THE DATA:

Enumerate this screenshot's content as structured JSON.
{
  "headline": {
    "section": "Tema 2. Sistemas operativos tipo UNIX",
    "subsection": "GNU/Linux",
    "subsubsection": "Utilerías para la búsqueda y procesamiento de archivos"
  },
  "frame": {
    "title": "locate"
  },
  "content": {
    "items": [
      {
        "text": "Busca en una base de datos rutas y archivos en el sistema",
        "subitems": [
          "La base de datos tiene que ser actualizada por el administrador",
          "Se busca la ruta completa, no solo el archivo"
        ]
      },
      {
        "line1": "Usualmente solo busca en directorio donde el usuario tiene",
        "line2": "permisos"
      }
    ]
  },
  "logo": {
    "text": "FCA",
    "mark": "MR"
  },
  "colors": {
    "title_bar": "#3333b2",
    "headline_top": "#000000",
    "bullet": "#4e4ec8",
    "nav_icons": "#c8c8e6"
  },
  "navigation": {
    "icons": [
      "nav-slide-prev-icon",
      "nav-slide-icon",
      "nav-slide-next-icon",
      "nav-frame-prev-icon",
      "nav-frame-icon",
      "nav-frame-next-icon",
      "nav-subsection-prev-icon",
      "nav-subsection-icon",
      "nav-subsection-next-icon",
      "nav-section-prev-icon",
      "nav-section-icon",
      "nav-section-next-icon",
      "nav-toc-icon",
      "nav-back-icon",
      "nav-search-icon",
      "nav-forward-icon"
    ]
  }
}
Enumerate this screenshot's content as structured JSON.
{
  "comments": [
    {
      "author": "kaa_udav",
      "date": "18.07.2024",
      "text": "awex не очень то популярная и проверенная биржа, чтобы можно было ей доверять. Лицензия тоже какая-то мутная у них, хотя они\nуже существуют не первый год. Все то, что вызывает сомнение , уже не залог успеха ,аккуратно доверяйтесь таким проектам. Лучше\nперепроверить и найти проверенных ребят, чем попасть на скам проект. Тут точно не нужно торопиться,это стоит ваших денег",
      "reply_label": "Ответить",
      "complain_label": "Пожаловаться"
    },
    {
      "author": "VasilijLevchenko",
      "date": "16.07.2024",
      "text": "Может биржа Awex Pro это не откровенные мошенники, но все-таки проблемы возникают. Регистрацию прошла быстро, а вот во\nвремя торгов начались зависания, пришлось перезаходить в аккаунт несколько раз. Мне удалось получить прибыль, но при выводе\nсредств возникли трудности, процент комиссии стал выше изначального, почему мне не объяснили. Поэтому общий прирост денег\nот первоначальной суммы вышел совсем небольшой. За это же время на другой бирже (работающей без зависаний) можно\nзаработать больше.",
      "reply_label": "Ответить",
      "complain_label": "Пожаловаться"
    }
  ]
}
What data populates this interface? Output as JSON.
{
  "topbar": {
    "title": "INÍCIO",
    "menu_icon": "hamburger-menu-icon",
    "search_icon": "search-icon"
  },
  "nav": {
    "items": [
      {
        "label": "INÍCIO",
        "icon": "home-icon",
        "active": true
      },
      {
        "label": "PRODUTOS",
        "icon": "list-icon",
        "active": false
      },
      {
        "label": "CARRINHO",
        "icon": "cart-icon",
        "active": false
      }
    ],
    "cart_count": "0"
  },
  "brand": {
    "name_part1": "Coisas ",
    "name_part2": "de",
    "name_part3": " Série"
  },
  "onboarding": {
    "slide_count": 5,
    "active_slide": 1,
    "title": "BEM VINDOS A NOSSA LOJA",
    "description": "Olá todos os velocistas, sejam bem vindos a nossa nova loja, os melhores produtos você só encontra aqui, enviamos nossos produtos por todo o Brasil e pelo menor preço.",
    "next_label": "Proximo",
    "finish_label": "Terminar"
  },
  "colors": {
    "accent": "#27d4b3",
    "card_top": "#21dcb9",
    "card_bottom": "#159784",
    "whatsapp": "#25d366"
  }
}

WHAT IS EXPECTED: Repeat exactly the lines above from the line that contains "What data populates" through the end. Include both of these ends; leave out everything else.

FULL OUTPUT:
What data populates this interface? Output as JSON.
{
  "topbar": {
    "title": "INÍCIO",
    "menu_icon": "hamburger-menu-icon",
    "search_icon": "search-icon"
  },
  "nav": {
    "items": [
      {
        "label": "INÍCIO",
        "icon": "home-icon",
        "active": true
      },
      {
        "label": "PRODUTOS",
        "icon": "list-icon",
        "active": false
      },
      {
        "label": "CARRINHO",
        "icon": "cart-icon",
        "active": false
      }
    ],
    "cart_count": "0"
  },
  "brand": {
    "name_part1": "Coisas ",
    "name_part2": "de",
    "name_part3": " Série"
  },
  "onboarding": {
    "slide_count": 5,
    "active_slide": 1,
    "title": "BEM VINDOS A NOSSA LOJA",
    "description": "Olá todos os velocistas, sejam bem vindos a nossa nova loja, os melhores produtos você só encontra aqui, enviamos nossos produtos por todo o Brasil e pelo menor preço.",
    "next_label": "Proximo",
    "finish_label": "Terminar"
  },
  "colors": {
    "accent": "#27d4b3",
    "card_top": "#21dcb9",
    "card_bottom": "#159784",
    "whatsapp": "#25d366"
  }
}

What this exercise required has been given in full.